[WHAT YOU SHOULD DO]
Reproduce each line of the material exactly, minus any picture.

[INPUT ROWS]
------------

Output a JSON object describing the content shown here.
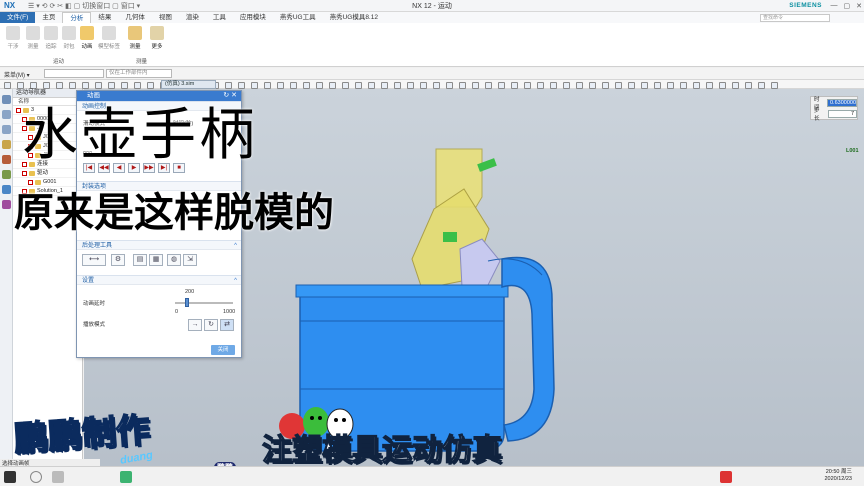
{
  "titlebar": {
    "app": "NX",
    "quick_tools": "☰ ▾ ⟲ ⟳ ✂ ◧ ▢ 切换窗口  ▢ 窗口 ▾",
    "window_title": "NX 12 - 运动",
    "brand": "SIEMENS"
  },
  "menu_tabs": [
    "文件(F)",
    "主页",
    "分析",
    "结果",
    "几何体",
    "视图",
    "渲染",
    "工具",
    "应用模块",
    "燕秀UG工具",
    "燕秀UG模具8.12"
  ],
  "search_placeholder": "查找命令",
  "ribbon": {
    "buttons": [
      "干涉",
      "测量",
      "追踪",
      "封包",
      "动画",
      "模型标签",
      "测量",
      "更多"
    ],
    "groups": [
      "运动",
      "测量"
    ]
  },
  "toolbar": {
    "menu_label": "菜单(M) ▾",
    "filter_placeholder": "仅在工作部件内"
  },
  "navigator": {
    "title": "运动导航器",
    "column": "名称",
    "rows": [
      {
        "label": "3",
        "indent": 0
      },
      {
        "label": "00000",
        "indent": 1
      },
      {
        "label": "J",
        "indent": 1
      },
      {
        "label": "J0",
        "indent": 2
      },
      {
        "label": "J0",
        "indent": 2
      },
      {
        "label": "J0",
        "indent": 2
      },
      {
        "label": "连接",
        "indent": 1
      },
      {
        "label": "驱动",
        "indent": 1
      },
      {
        "label": "G001",
        "indent": 2
      },
      {
        "label": "Solution_1",
        "indent": 1
      }
    ]
  },
  "viewport_tab": "(仿真) 3.sim",
  "time_panel": {
    "time_label": "时间",
    "time_value": "0.6300000",
    "step_label": "步长",
    "step_value": "7"
  },
  "axis_label": "L001",
  "dialog": {
    "title": "动画",
    "section_anim": "动画控制",
    "slider_label": "滑动模式",
    "time_label": "时间(秒)",
    "time_value": "000",
    "section_seal": "封装选项",
    "section_post": "后处理工具",
    "section_settings": "设置",
    "delay_label": "动画延时",
    "delay_value": "200",
    "delay_min": "0",
    "delay_max": "1000",
    "delay_fraction": 0.2,
    "play_mode_label": "播放模式",
    "close_label": "关闭",
    "play_buttons": [
      "|◀",
      "◀◀",
      "◀",
      "▶",
      "▶▶",
      "▶|",
      "■"
    ]
  },
  "captions": {
    "title1": "水壶手柄",
    "title2": "原来是这样脱模的",
    "author": "鹏鹏制作",
    "author_sub": "duang",
    "topic": "注塑模具运动仿真",
    "topic_badge": "鹏鹏"
  },
  "status": "选择动画帧",
  "clock": {
    "time": "20:50 周三",
    "date": "2020/12/23"
  },
  "colors": {
    "accent": "#3a7bcf",
    "part_blue": "#2e8ef0",
    "part_yellow": "#e9e07a",
    "part_lilac": "#c7c9ef",
    "pin_green": "#3bbf48"
  }
}
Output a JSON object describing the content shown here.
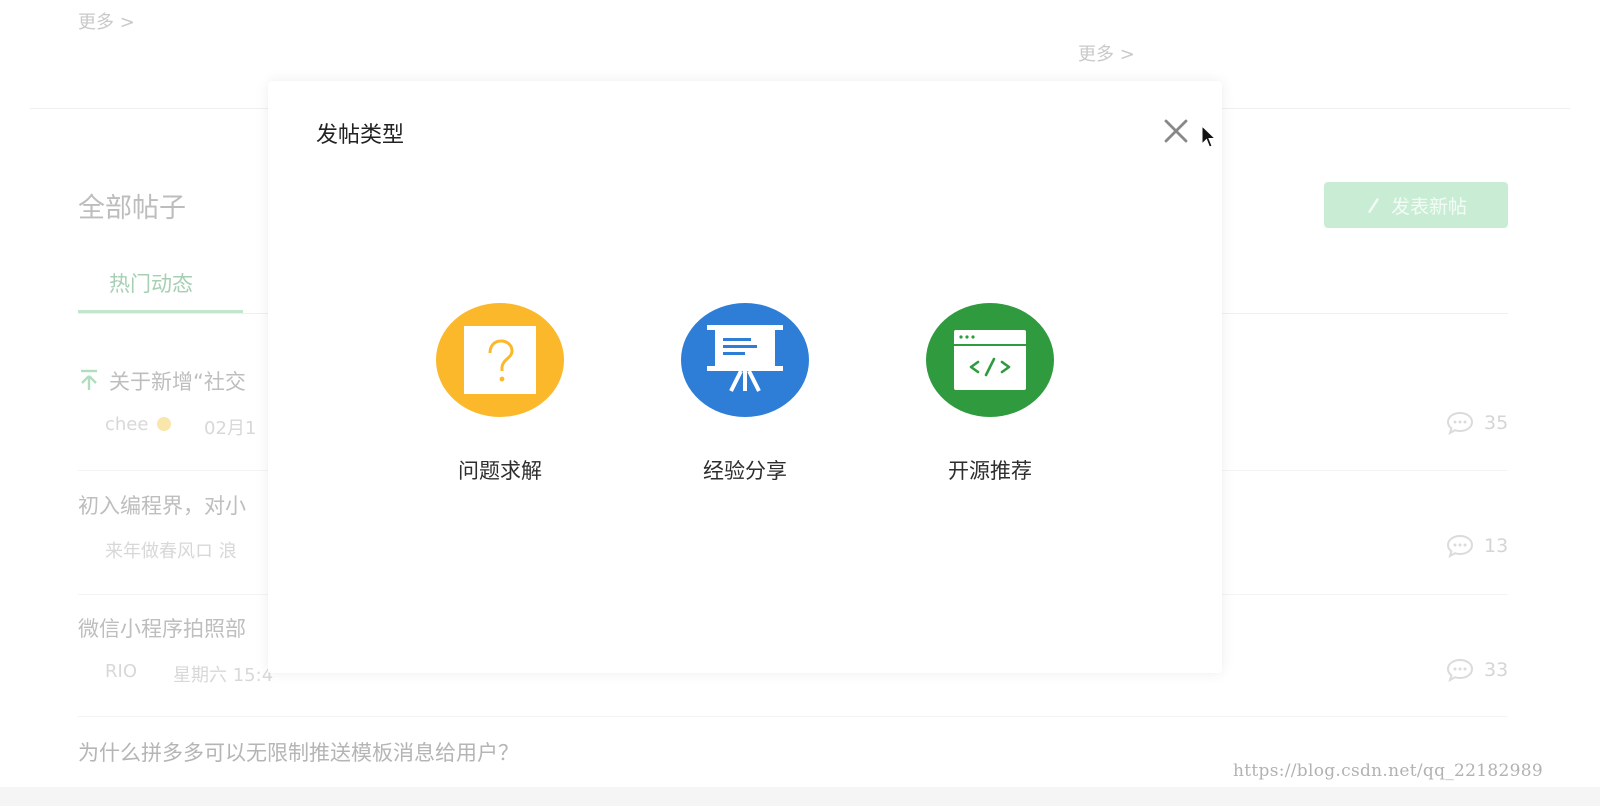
{
  "background": {
    "more_left": "更多 >",
    "more_right": "更多 >",
    "section_title": "全部帖子",
    "new_post_button": "发表新帖",
    "tabs": [
      {
        "label": "热门动态",
        "active": true
      }
    ],
    "posts": [
      {
        "title": "关于新增“社交",
        "author": "chee",
        "time": "02月1",
        "comments": "35",
        "pinned": true
      },
      {
        "title": "初入编程界，对小",
        "author": "来年做春风ロ 浪",
        "time": "",
        "comments": "13",
        "pinned": false
      },
      {
        "title": "微信小程序拍照部",
        "author": "RIO",
        "time": "星期六 15:4",
        "comments": "33",
        "pinned": false
      },
      {
        "title": "为什么拼多多可以无限制推送模板消息给用户？",
        "author": "",
        "time": "",
        "comments": "",
        "pinned": false
      }
    ],
    "watermark": "https://blog.csdn.net/qq_22182989"
  },
  "modal": {
    "title": "发帖类型",
    "types": [
      {
        "label": "问题求解",
        "icon": "question-board-icon",
        "color": "#fbb82b"
      },
      {
        "label": "经验分享",
        "icon": "presentation-icon",
        "color": "#2e7ed8"
      },
      {
        "label": "开源推荐",
        "icon": "code-window-icon",
        "color": "#2f9b3e"
      }
    ]
  },
  "colors": {
    "accent_green": "#c2ebcf",
    "tab_active_green": "#9ac9aa"
  }
}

------------

[OUTPUT FOR THIS EXERCISE]
Output a JSON object describing the content shown here.
{
  "titlebar": {
    "app": "NX",
    "quick_tools": "☰ ▾ ⟲ ⟳ ✂ ◧ ▢ 切换窗口  ▢ 窗口 ▾",
    "window_title": "NX 12 - 运动",
    "brand": "SIEMENS"
  },
  "menu_tabs": [
    "文件(F)",
    "主页",
    "分析",
    "结果",
    "几何体",
    "视图",
    "渲染",
    "工具",
    "应用模块",
    "燕秀UG工具",
    "燕秀UG模具8.12"
  ],
  "search_placeholder": "查找命令",
  "ribbon": {
    "buttons": [
      "干涉",
      "测量",
      "追踪",
      "封包",
      "动画",
      "模型标签",
      "测量",
      "更多"
    ],
    "groups": [
      "运动",
      "测量"
    ]
  },
  "toolbar": {
    "menu_label": "菜单(M) ▾",
    "filter_placeholder": "仅在工作部件内"
  },
  "navigator": {
    "title": "运动导航器",
    "column": "名称",
    "rows": [
      {
        "label": "3",
        "indent": 0
      },
      {
        "label": "00000",
        "indent": 1
      },
      {
        "label": "J",
        "indent": 1
      },
      {
        "label": "J0",
        "indent": 2
      },
      {
        "label": "J0",
        "indent": 2
      },
      {
        "label": "J0",
        "indent": 2
      },
      {
        "label": "连接",
        "indent": 1
      },
      {
        "label": "驱动",
        "indent": 1
      },
      {
        "label": "G001",
        "indent": 2
      },
      {
        "label": "Solution_1",
        "indent": 1
      }
    ]
  },
  "viewport_tab": "(仿真) 3.sim",
  "time_panel": {
    "time_label": "时间",
    "time_value": "0.6300000",
    "step_label": "步长",
    "step_value": "7"
  },
  "axis_label": "L001",
  "dialog": {
    "title": "动画",
    "section_anim": "动画控制",
    "slider_label": "滑动模式",
    "time_label": "时间(秒)",
    "time_value": "000",
    "section_seal": "封装选项",
    "section_post": "后处理工具",
    "section_settings": "设置",
    "delay_label": "动画延时",
    "delay_value": "200",
    "delay_min": "0",
    "delay_max": "1000",
    "delay_fraction": 0.2,
    "play_mode_label": "播放模式",
    "close_label": "关闭",
    "play_buttons": [
      "|◀",
      "◀◀",
      "◀",
      "▶",
      "▶▶",
      "▶|",
      "■"
    ]
  },
  "captions": {
    "title1": "水壶手柄",
    "title2": "原来是这样脱模的",
    "author": "鹏鹏制作",
    "author_sub": "duang",
    "topic": "注塑模具运动仿真",
    "topic_badge": "鹏鹏"
  },
  "status": "选择动画帧",
  "clock": {
    "time": "20:50 周三",
    "date": "2020/12/23"
  },
  "colors": {
    "accent": "#3a7bcf",
    "part_blue": "#2e8ef0",
    "part_yellow": "#e9e07a",
    "part_lilac": "#c7c9ef",
    "pin_green": "#3bbf48"
  }
}
Output a JSON object describing the content shown here.
{
  "background": {
    "more_left": "更多 >",
    "more_right": "更多 >",
    "section_title": "全部帖子",
    "new_post_button": "发表新帖",
    "tabs": [
      {
        "label": "热门动态",
        "active": true
      }
    ],
    "posts": [
      {
        "title": "关于新增“社交",
        "author": "chee",
        "time": "02月1",
        "comments": "35",
        "pinned": true
      },
      {
        "title": "初入编程界，对小",
        "author": "来年做春风ロ 浪",
        "time": "",
        "comments": "13",
        "pinned": false
      },
      {
        "title": "微信小程序拍照部",
        "author": "RIO",
        "time": "星期六 15:4",
        "comments": "33",
        "pinned": false
      },
      {
        "title": "为什么拼多多可以无限制推送模板消息给用户？",
        "author": "",
        "time": "",
        "comments": "",
        "pinned": false
      }
    ],
    "watermark": "https://blog.csdn.net/qq_22182989"
  },
  "modal": {
    "title": "发帖类型",
    "types": [
      {
        "label": "问题求解",
        "icon": "question-board-icon",
        "color": "#fbb82b"
      },
      {
        "label": "经验分享",
        "icon": "presentation-icon",
        "color": "#2e7ed8"
      },
      {
        "label": "开源推荐",
        "icon": "code-window-icon",
        "color": "#2f9b3e"
      }
    ]
  },
  "colors": {
    "accent_green": "#c2ebcf",
    "tab_active_green": "#9ac9aa"
  }
}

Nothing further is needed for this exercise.